● **Текст для чтения**:

=-=-=-=-=

До сих пор мне нравится ходить вдоль Гоголевского бульвара, выходить на совсем не похожую на старую, тех времен площадь, под которой теперь прорыт тоннель. Дома, где мы жили, давно уже нет, жалеть о том, что его снесли, не приходится, он и тогда уже был в ужасном состоянии. И все-таки с ним связаны такие светлые воспоминания.

Он стоял непосредственно на площади, длинный, приземистый, в два с половиной этажа, с воротами, ведущими в небольшой узкий и темный двор. На первом этаже помещалась керосиновая лавка, рядом с ней – какая-то контора, на углу Арбатской улицы – магазин (какой был тогда – не помню, позже галантерейный). Вход на нашу лестницу был из подворотни, лестница совершенно темная, узкая и крутая. Над первым этажом – низенький промежуточный этаж с крохотными окошками; там тоже кто-то жил. Выше лестница выводила на крытую застекленную галерею, и там, справа, – наша квартира. Правда, чтобы попасть в нее, надо было сначала пройти через двойную, обитую черной клеенкой дверь в квартиру № 30, пересечь большое пустое помещение к еще одной двойной двери, и только тогда мы попадали к себе. При входе – снова большое пустое помещение с окном во двор, прямо – кухня, налево – дверь в еще одну прихожую, поменьше, сюда выходили ванная и уборная, а еще дальше влево застекленная дверь выходила в узенький коридорчик, и уж оттуда две двухстворчатые белые двери вели одна к соседям, другая к нам. Наша комната была большая и почти квадратная, с двумя окнами на Арбатскую площадь. К этой комнате за застекленной дверью примыкала еще небольшая каморка без окна, с фанерными стенами, не доходящими до потолка; за пределами этой каморки был чулан, где стояла мебель уехавших в командировку хозяев. Ночью и даже днем в этом чулане возились крысы. Крыс вообще было полно – ночью редко можно было пойти, например, в уборную, чтобы не встретить какую-нибудь из них. Сначала было жутковато слушать, как они бесчинствуют, потом мы привыкли. Папа несколько раз заколачивал жестью дыры в полу и в стенах, но это мало помогало, крысы делали себе новые ходы. В шутку мы называли каморку, где стояли моя и папина кровати, Крысиным замком. Большая передняя была Мышиным дворцом, а узкий коридорчик – Крысиным залом (они там грызли наши корзины).

=-=-=-=-=

● **Собранные данные**:
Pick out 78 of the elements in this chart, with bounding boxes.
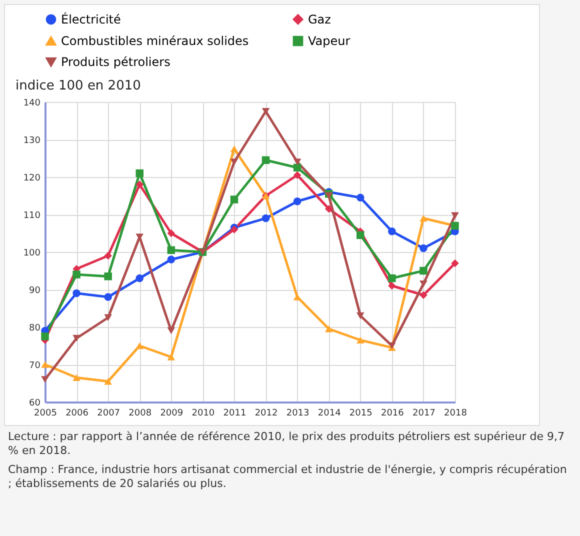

=-=-=-=-=

● **Задания для выполнения**:
1) Как в тексте о доме на Арбатской площади в шутку называли каморку, где стояли кровати?
2) Напишите продолжение текста о доме на Арбатской площади, начиная сразу после его последнего предложения.

● **Ответы к заданиям**:
1) Крысиным замком.

2)
Но мы сразу полюбили большую и светлую комнату, в которой даже наша скудная мебель встала как-то уютно. Какое было удовольствие опереться на широкий подоконник и глядеть вниз, на площадь! Посередине площади стояла общественная уборная в стиле игривого павильончика – с изогнутой железной крышей, на шпиле которой красовался изящный флюгер. Тяжелые двери этого заведения визжали своей особой музыкой, а так как место было бойкое и посетителей всегда много, то скрип “Ти-и-и-и-уоу! Тиу-тиу-тиу-уоу!” слышался весь день. Около уборной была конечная остановка трамвая № 44. Если случался ливень, мы с мамой смотрели, как люди выскакивают из вагонов, прикрыв головы газетами или сумками, прыгают через лужи и спешат укрыться под навесом уборной.

Справа от уборной располагался небольшой квадратный скверик, а еще дальше направо начинался бульвар, там сидел, глубоко задумавшись, Гоголь, по углам площади – фонари с львами, у львов были большие лапы, а на лапах кое-где заплатки из металла более светлого оттенка, все эти заплатки я со временем выучила наизусть.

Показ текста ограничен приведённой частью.